§ **DATA LISTING**
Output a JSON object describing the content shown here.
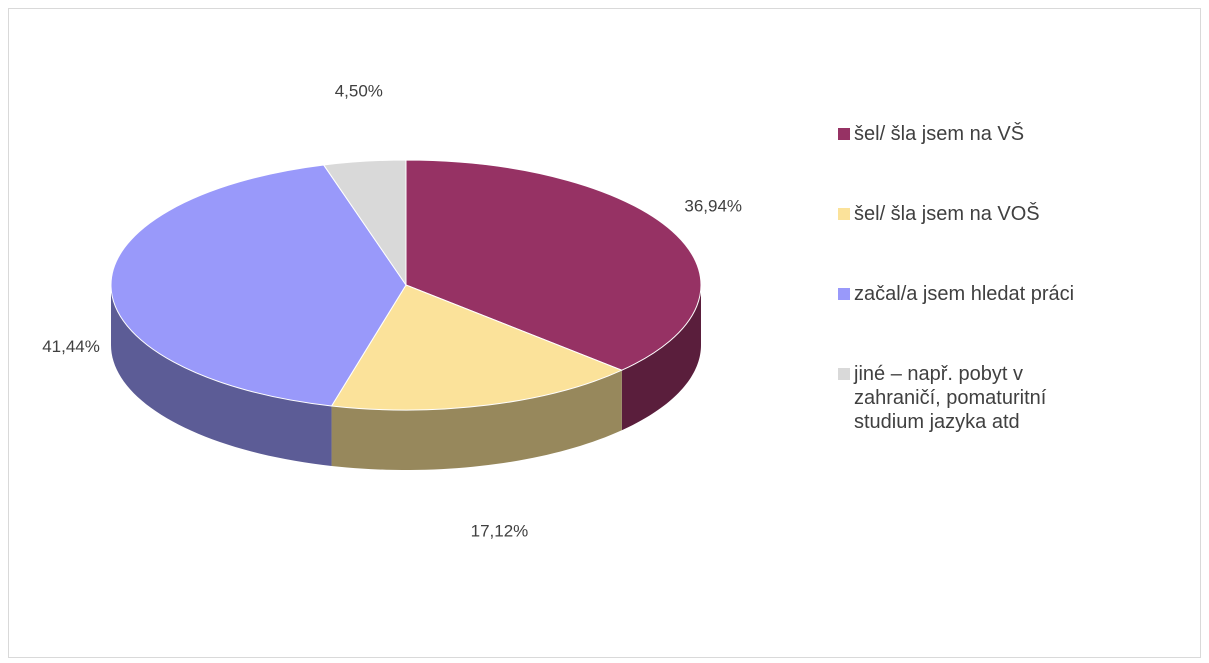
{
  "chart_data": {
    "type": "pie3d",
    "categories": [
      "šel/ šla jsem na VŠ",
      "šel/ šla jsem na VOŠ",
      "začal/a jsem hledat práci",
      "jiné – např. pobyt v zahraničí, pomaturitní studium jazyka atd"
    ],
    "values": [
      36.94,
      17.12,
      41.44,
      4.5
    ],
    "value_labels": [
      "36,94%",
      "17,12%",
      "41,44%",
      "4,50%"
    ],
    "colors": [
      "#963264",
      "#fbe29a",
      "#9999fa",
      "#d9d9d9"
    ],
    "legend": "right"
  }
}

§ **TASK BRIEF**
Whenever "jsem" turns up in a line, pick that line out.

§ **RESULT FOR THIS TASK**
      "šel/ šla jsem na VŠ",
      "šel/ šla jsem na VOŠ",
      "začal/a jsem hledat práci",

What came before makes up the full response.